Scan the records for the string "them"; copy each line where it occurs.

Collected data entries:
## START

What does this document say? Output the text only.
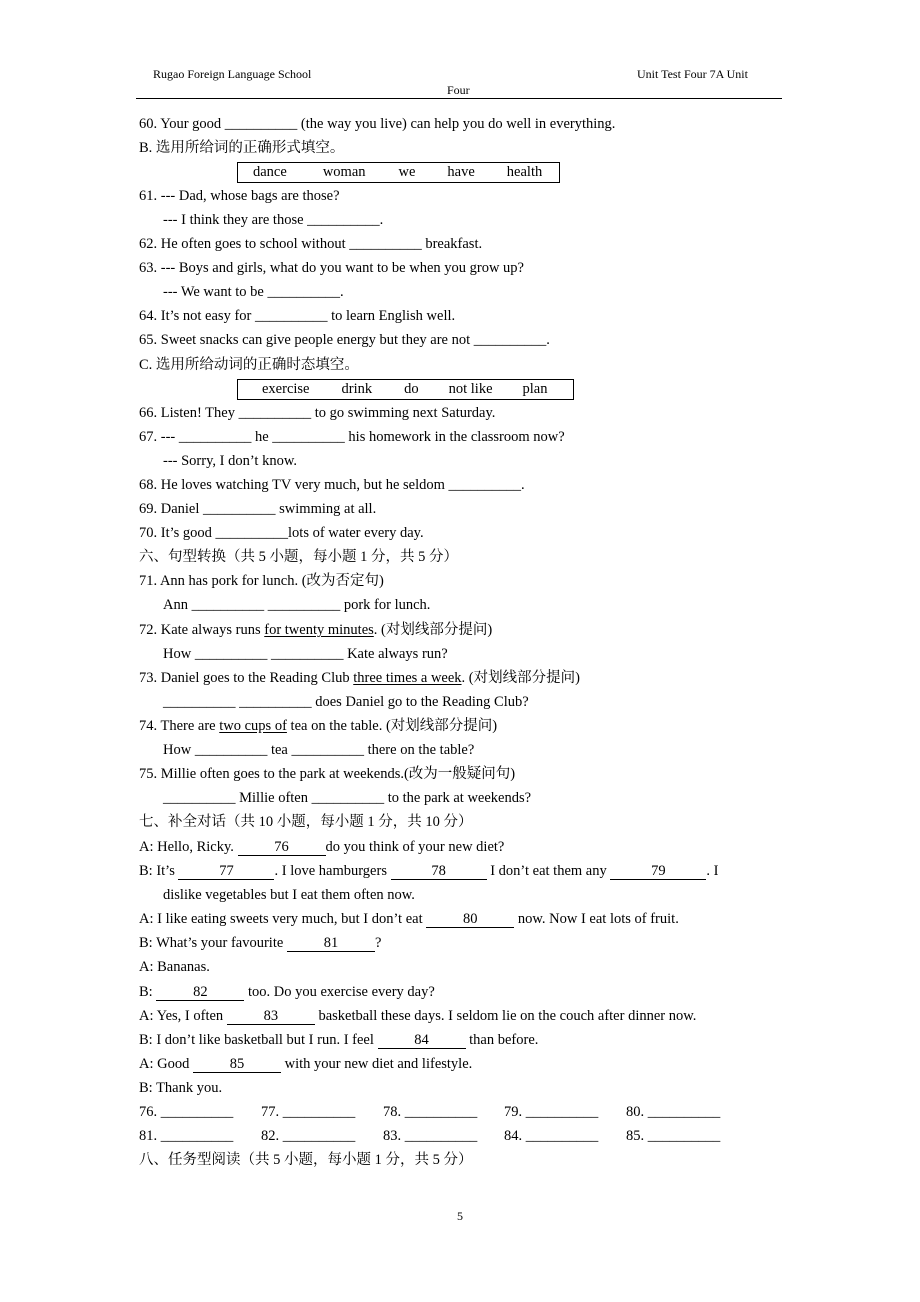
Rugao Foreign Language School	Unit Test Four 7A Unit
Four
60. Your good __________ (the way you live) can help you do well in everything.
B. 选用所给词的正确形式填空。
dance woman we have health
61. --- Dad, whose bags are those?
--- I think they are those __________.
62. He often goes to school without __________ breakfast.
63. --- Boys and girls, what do you want to be when you grow up?
--- We want to be __________.
64. It’s not easy for __________ to learn English well.
65. Sweet snacks can give people energy but they are not __________.
C. 选用所给动词的正确时态填空。
exercise drink do not like plan
66. Listen! They __________ to go swimming next Saturday.
67. --- __________ he __________ his homework in the classroom now?
--- Sorry, I don’t know.
68. He loves watching TV very much, but he seldom __________.
69. Daniel __________ swimming at all.
70. It’s good __________lots of water every day.
六、句型转换（共 5 小题，每小题 1 分，共 5 分）
71. Ann has pork for lunch. (改为否定句)
Ann __________ __________ pork for lunch.
72. Kate always runs for twenty minutes. (对划线部分提问)
How __________ __________ Kate always run?
73. Daniel goes to the Reading Club three times a week. (对划线部分提问)
__________ __________ does Daniel go to the Reading Club?
74. There are two cups of tea on the table. (对划线部分提问)
How __________ tea __________ there on the table?
75. Millie often goes to the park at weekends.(改为一般疑问句)
__________ Millie often __________ to the park at weekends?
七、补全对话（共 10 小题，每小题 1 分，共 10 分）
A: Hello, Ricky.	76	do you think of your new diet?
B: It’s	77	. I love hamburgers	78	I don’t eat them any	79	. I
dislike vegetables but I eat them often now.
A: I like eating sweets very much, but I don’t eat	80	now. Now I eat lots of fruit.
B: What’s your favourite	81	?
A: Bananas.
B:	82	too. Do you exercise every day?
A: Yes, I often	83	basketball these days. I seldom lie on the couch after dinner now.
B: I don’t like basketball but I run. I feel	84	than before.
A: Good	85	with your new diet and lifestyle.
B: Thank you.
76. __________ 77. __________ 78. __________ 79. __________ 80. __________
81. __________ 82. __________ 83. __________ 84. __________ 85. __________
八、任务型阅读（共 5 小题，每小题 1 分，共 5 分）
5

## END

RESPONSE TO THIS TASK:
B: It’s	77	. I love hamburgers	78	I don’t eat them any	79	. I
dislike vegetables but I eat them often now.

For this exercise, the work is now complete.